Challenge: In the entries below, find the lines that contain the word "title" and copy them.

Data entries for graphics
===============

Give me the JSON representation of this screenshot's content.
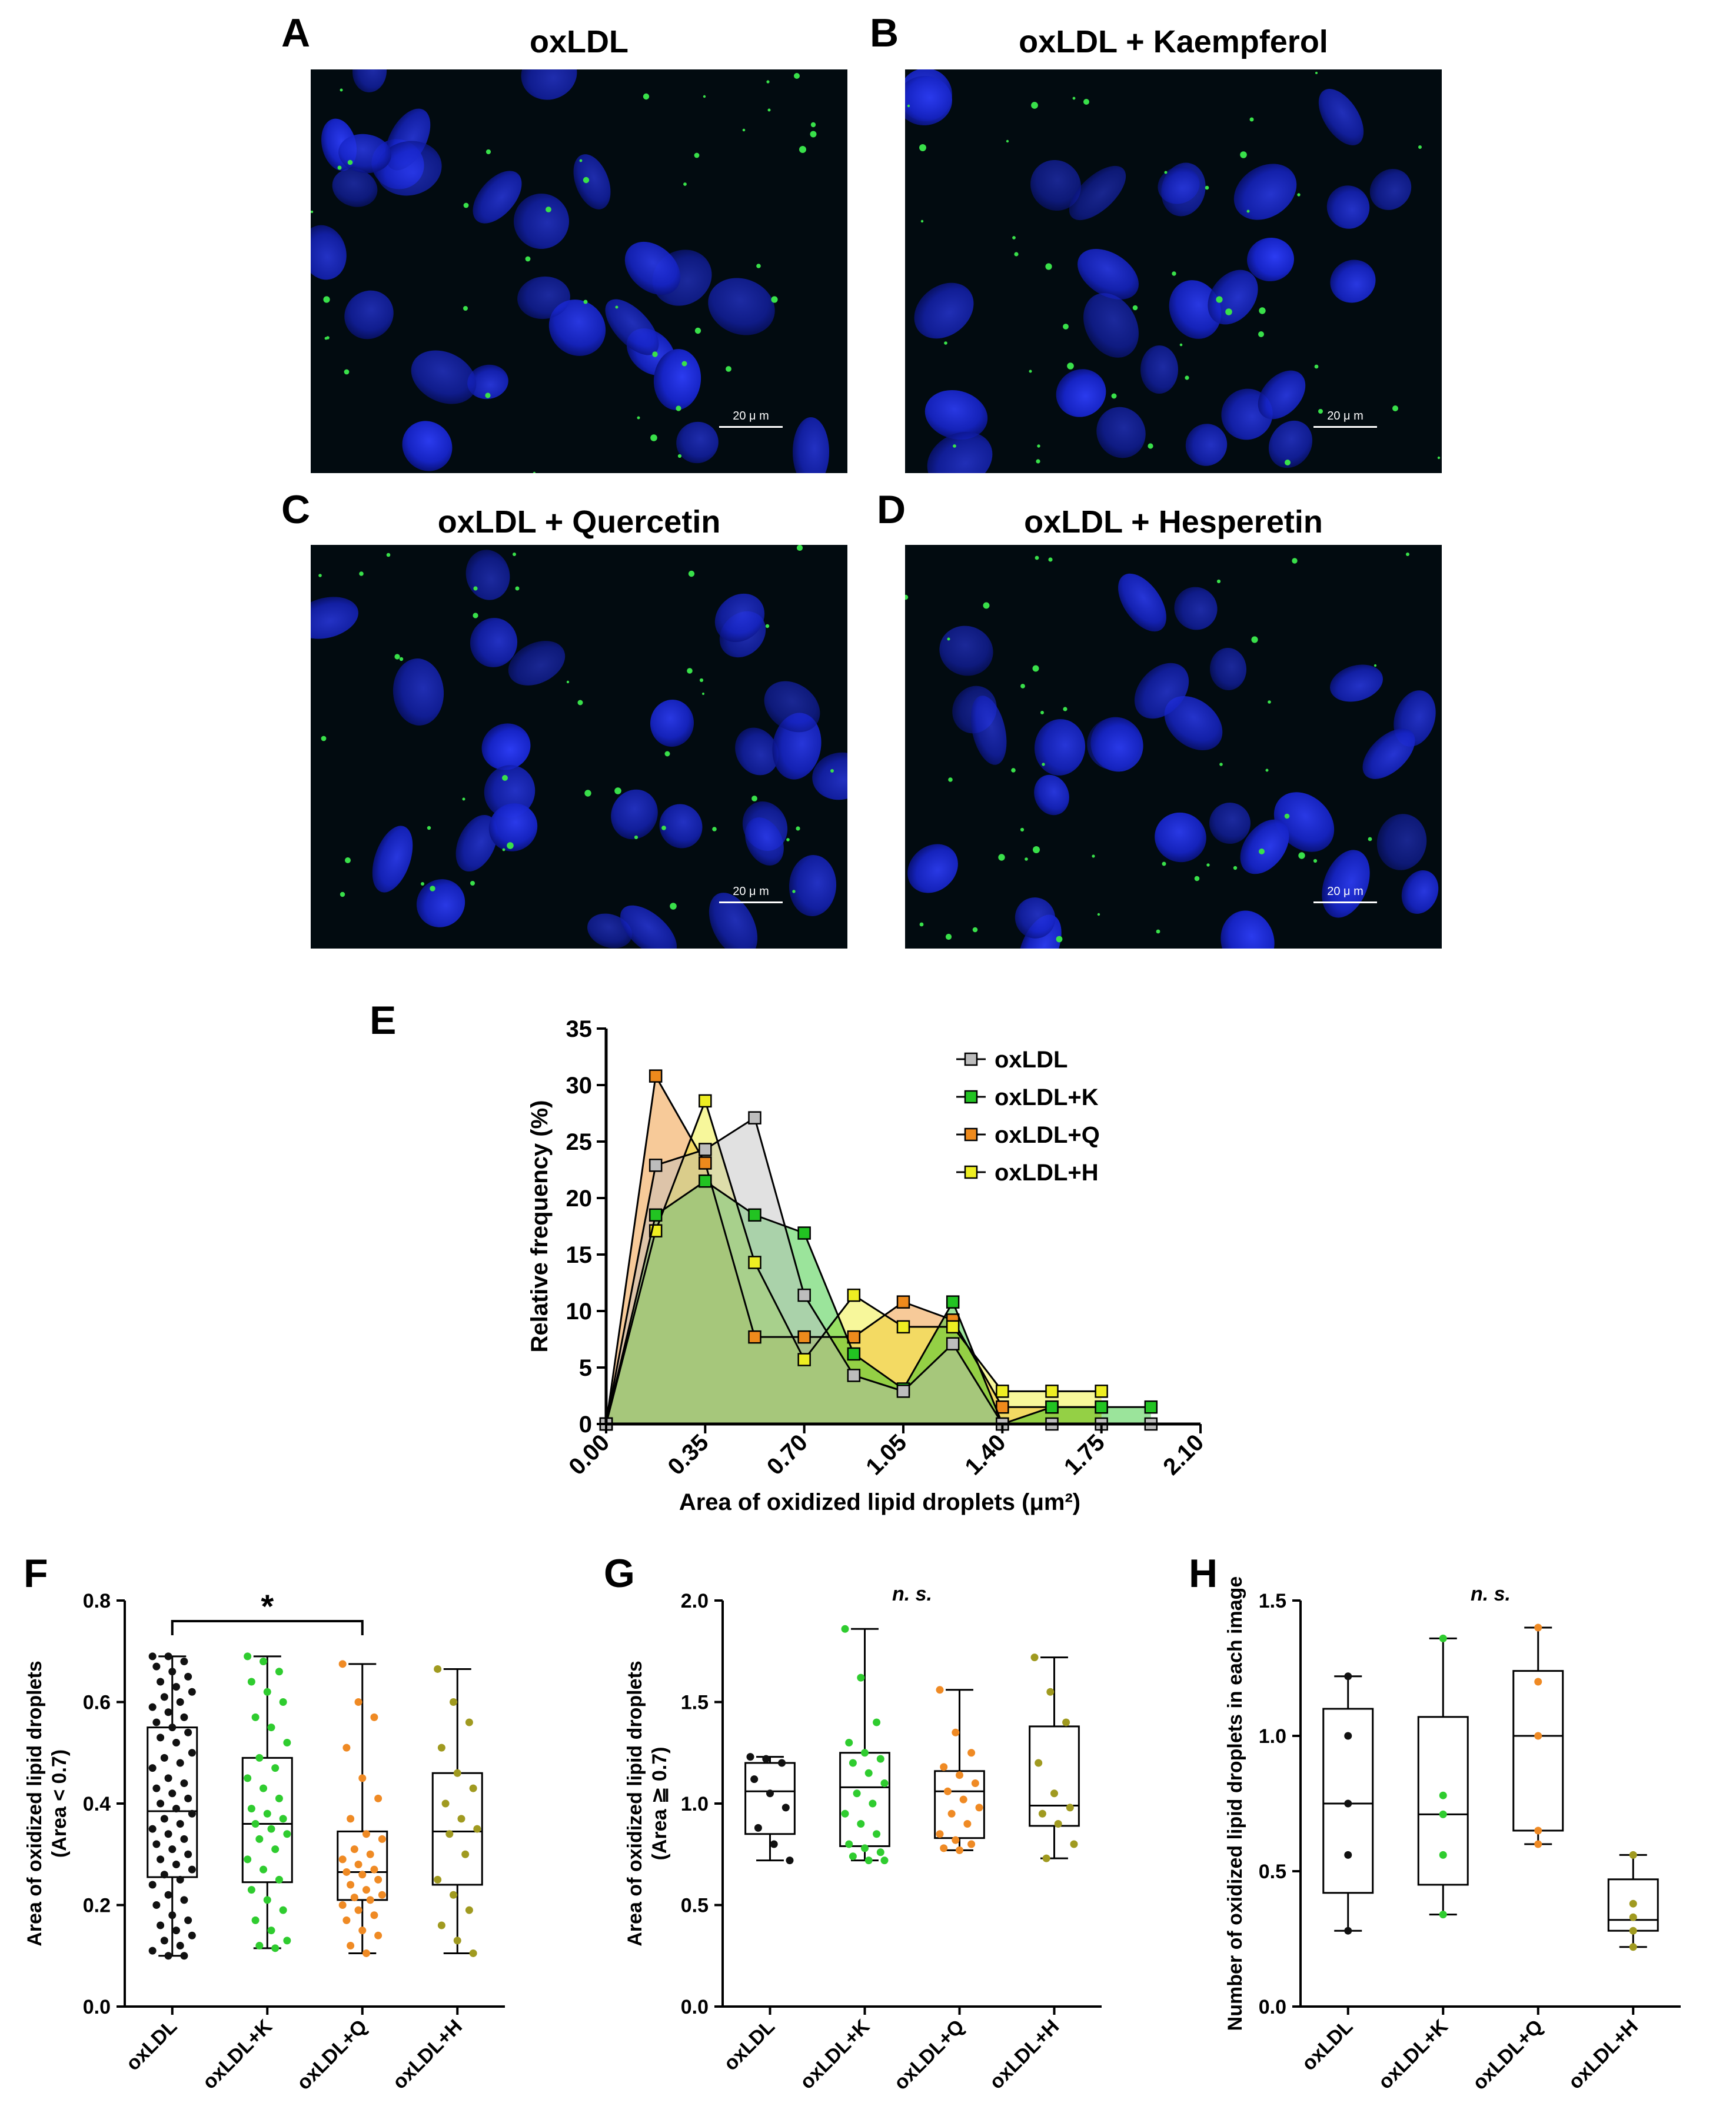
{
  "panels": {
    "A": {
      "letter": "A",
      "title": "oxLDL",
      "scale_bar": "20 μ m"
    },
    "B": {
      "letter": "B",
      "title": "oxLDL + Kaempferol",
      "scale_bar": "20 μ m"
    },
    "C": {
      "letter": "C",
      "title": "oxLDL + Quercetin",
      "scale_bar": "20 μ m"
    },
    "D": {
      "letter": "D",
      "title": "oxLDL + Hesperetin",
      "scale_bar": "20 μ m"
    },
    "E": {
      "letter": "E"
    },
    "F": {
      "letter": "F"
    },
    "G": {
      "letter": "G"
    },
    "H": {
      "letter": "H"
    }
  },
  "colors": {
    "oxLDL": "#bdbdbd",
    "oxLDL+K": "#22c322",
    "oxLDL+Q": "#ee8a1c",
    "oxLDL+H": "#eeee22",
    "F_oxLDL": "#111111",
    "F_oxLDL+K": "#2fcc2f",
    "F_oxLDL+Q": "#ef8a24",
    "F_oxLDL+H": "#a09a20",
    "nucleus": "#1a2bd8",
    "droplet": "#39e04a"
  },
  "chart_data": [
    {
      "id": "E",
      "type": "area",
      "xlabel": "Area of oxidized lipid droplets (μm²)",
      "ylabel": "Relative frequency (%)",
      "xlim": [
        0,
        2.1
      ],
      "ylim": [
        0,
        35
      ],
      "xticks": [
        "0.00",
        "0.35",
        "0.70",
        "1.05",
        "1.40",
        "1.75",
        "2.10"
      ],
      "yticks": [
        "0",
        "5",
        "10",
        "15",
        "20",
        "25",
        "30",
        "35"
      ],
      "legend_position": "top-right",
      "series": [
        {
          "name": "oxLDL",
          "x": [
            0,
            0.175,
            0.35,
            0.525,
            0.7,
            0.875,
            1.05,
            1.225,
            1.4,
            1.575,
            1.75,
            1.925
          ],
          "y": [
            0,
            22.9,
            24.3,
            27.1,
            11.4,
            4.3,
            2.9,
            7.1,
            0,
            0,
            0,
            0
          ]
        },
        {
          "name": "oxLDL+K",
          "x": [
            0,
            0.175,
            0.35,
            0.525,
            0.7,
            0.875,
            1.05,
            1.225,
            1.4,
            1.575,
            1.75,
            1.925
          ],
          "y": [
            0,
            18.5,
            21.5,
            18.5,
            16.9,
            6.2,
            3.1,
            10.8,
            0,
            1.5,
            1.5,
            1.5
          ]
        },
        {
          "name": "oxLDL+Q",
          "x": [
            0,
            0.175,
            0.35,
            0.525,
            0.7,
            0.875,
            1.05,
            1.225,
            1.4,
            1.575,
            1.75
          ],
          "y": [
            0,
            30.8,
            23.1,
            7.7,
            7.7,
            7.7,
            10.8,
            9.2,
            1.5,
            1.5,
            1.5
          ]
        },
        {
          "name": "oxLDL+H",
          "x": [
            0,
            0.175,
            0.35,
            0.525,
            0.7,
            0.875,
            1.05,
            1.225,
            1.4,
            1.575,
            1.75
          ],
          "y": [
            0,
            17.1,
            28.6,
            14.3,
            5.7,
            11.4,
            8.6,
            8.6,
            2.9,
            2.9,
            2.9
          ]
        }
      ]
    },
    {
      "id": "F",
      "type": "scatter",
      "ylabel": "Area of oxidized lipid droplets",
      "ylabel2": "(Area < 0.7)",
      "ylim": [
        0,
        0.8
      ],
      "yticks": [
        "0.0",
        "0.2",
        "0.4",
        "0.6",
        "0.8"
      ],
      "categories": [
        "oxLDL",
        "oxLDL+K",
        "oxLDL+Q",
        "oxLDL+H"
      ],
      "significance": "*",
      "boxes": [
        {
          "min": 0.1,
          "q1": 0.255,
          "median": 0.385,
          "q3": 0.55,
          "max": 0.69
        },
        {
          "min": 0.115,
          "q1": 0.245,
          "median": 0.36,
          "q3": 0.49,
          "max": 0.69
        },
        {
          "min": 0.105,
          "q1": 0.21,
          "median": 0.265,
          "q3": 0.345,
          "max": 0.675
        },
        {
          "min": 0.105,
          "q1": 0.24,
          "median": 0.345,
          "q3": 0.46,
          "max": 0.665
        }
      ],
      "points": [
        [
          0.69,
          0.69,
          0.68,
          0.67,
          0.66,
          0.65,
          0.64,
          0.63,
          0.62,
          0.61,
          0.6,
          0.59,
          0.58,
          0.57,
          0.56,
          0.55,
          0.54,
          0.53,
          0.52,
          0.5,
          0.49,
          0.48,
          0.47,
          0.45,
          0.44,
          0.43,
          0.42,
          0.41,
          0.4,
          0.39,
          0.38,
          0.37,
          0.36,
          0.35,
          0.34,
          0.33,
          0.32,
          0.31,
          0.3,
          0.29,
          0.28,
          0.27,
          0.26,
          0.25,
          0.24,
          0.22,
          0.21,
          0.2,
          0.18,
          0.17,
          0.16,
          0.15,
          0.14,
          0.13,
          0.12,
          0.11,
          0.1,
          0.1
        ],
        [
          0.69,
          0.68,
          0.66,
          0.64,
          0.62,
          0.6,
          0.57,
          0.55,
          0.52,
          0.49,
          0.47,
          0.45,
          0.43,
          0.41,
          0.39,
          0.38,
          0.37,
          0.36,
          0.35,
          0.34,
          0.33,
          0.31,
          0.29,
          0.27,
          0.25,
          0.23,
          0.21,
          0.19,
          0.17,
          0.15,
          0.13,
          0.12,
          0.115
        ],
        [
          0.675,
          0.6,
          0.57,
          0.51,
          0.45,
          0.41,
          0.37,
          0.34,
          0.33,
          0.31,
          0.3,
          0.29,
          0.28,
          0.27,
          0.265,
          0.26,
          0.25,
          0.24,
          0.23,
          0.22,
          0.215,
          0.21,
          0.2,
          0.19,
          0.18,
          0.17,
          0.15,
          0.14,
          0.12,
          0.105
        ],
        [
          0.665,
          0.6,
          0.56,
          0.51,
          0.46,
          0.43,
          0.4,
          0.37,
          0.35,
          0.34,
          0.3,
          0.25,
          0.22,
          0.19,
          0.16,
          0.13,
          0.105
        ]
      ]
    },
    {
      "id": "G",
      "type": "scatter",
      "ylabel": "Area of oxidized lipid droplets",
      "ylabel2": "(Area ≧ 0.7)",
      "ylim": [
        0,
        2.0
      ],
      "yticks": [
        "0.0",
        "0.5",
        "1.0",
        "1.5",
        "2.0"
      ],
      "categories": [
        "oxLDL",
        "oxLDL+K",
        "oxLDL+Q",
        "oxLDL+H"
      ],
      "significance": "n. s.",
      "boxes": [
        {
          "min": 0.72,
          "q1": 0.85,
          "median": 1.06,
          "q3": 1.2,
          "max": 1.23
        },
        {
          "min": 0.72,
          "q1": 0.79,
          "median": 1.08,
          "q3": 1.25,
          "max": 1.86
        },
        {
          "min": 0.77,
          "q1": 0.83,
          "median": 1.06,
          "q3": 1.16,
          "max": 1.56
        },
        {
          "min": 0.73,
          "q1": 0.89,
          "median": 0.99,
          "q3": 1.38,
          "max": 1.72
        }
      ],
      "points": [
        [
          1.23,
          1.22,
          1.2,
          1.12,
          1.05,
          0.98,
          0.88,
          0.8,
          0.72
        ],
        [
          1.86,
          1.62,
          1.4,
          1.3,
          1.25,
          1.22,
          1.2,
          1.15,
          1.1,
          1.05,
          1.0,
          0.95,
          0.9,
          0.85,
          0.8,
          0.78,
          0.76,
          0.74,
          0.72,
          0.72
        ],
        [
          1.56,
          1.35,
          1.25,
          1.18,
          1.14,
          1.1,
          1.06,
          1.02,
          0.98,
          0.95,
          0.9,
          0.85,
          0.82,
          0.8,
          0.78,
          0.77
        ],
        [
          1.72,
          1.55,
          1.4,
          1.2,
          1.05,
          0.98,
          0.95,
          0.9,
          0.8,
          0.73
        ]
      ]
    },
    {
      "id": "H",
      "type": "scatter",
      "ylabel": "Number of oxidized lipid droplets in each image",
      "ylim": [
        0,
        1.5
      ],
      "yticks": [
        "0.0",
        "0.5",
        "1.0",
        "1.5"
      ],
      "categories": [
        "oxLDL",
        "oxLDL+K",
        "oxLDL+Q",
        "oxLDL+H"
      ],
      "significance": "n. s.",
      "boxes": [
        {
          "min": 0.28,
          "q1": 0.42,
          "median": 0.75,
          "q3": 1.1,
          "max": 1.22
        },
        {
          "min": 0.34,
          "q1": 0.45,
          "median": 0.71,
          "q3": 1.07,
          "max": 1.36
        },
        {
          "min": 0.6,
          "q1": 0.65,
          "median": 1.0,
          "q3": 1.24,
          "max": 1.4
        },
        {
          "min": 0.22,
          "q1": 0.28,
          "median": 0.32,
          "q3": 0.47,
          "max": 0.56
        }
      ],
      "points": [
        [
          1.22,
          1.0,
          0.75,
          0.56,
          0.28
        ],
        [
          1.36,
          0.78,
          0.71,
          0.56,
          0.34
        ],
        [
          1.4,
          1.2,
          1.0,
          0.65,
          0.6
        ],
        [
          0.56,
          0.38,
          0.33,
          0.28,
          0.22
        ]
      ]
    }
  ]
}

===============

Result below:
      "title": "oxLDL",
      "title": "oxLDL + Kaempferol",
      "title": "oxLDL + Quercetin",
      "title": "oxLDL + Hesperetin",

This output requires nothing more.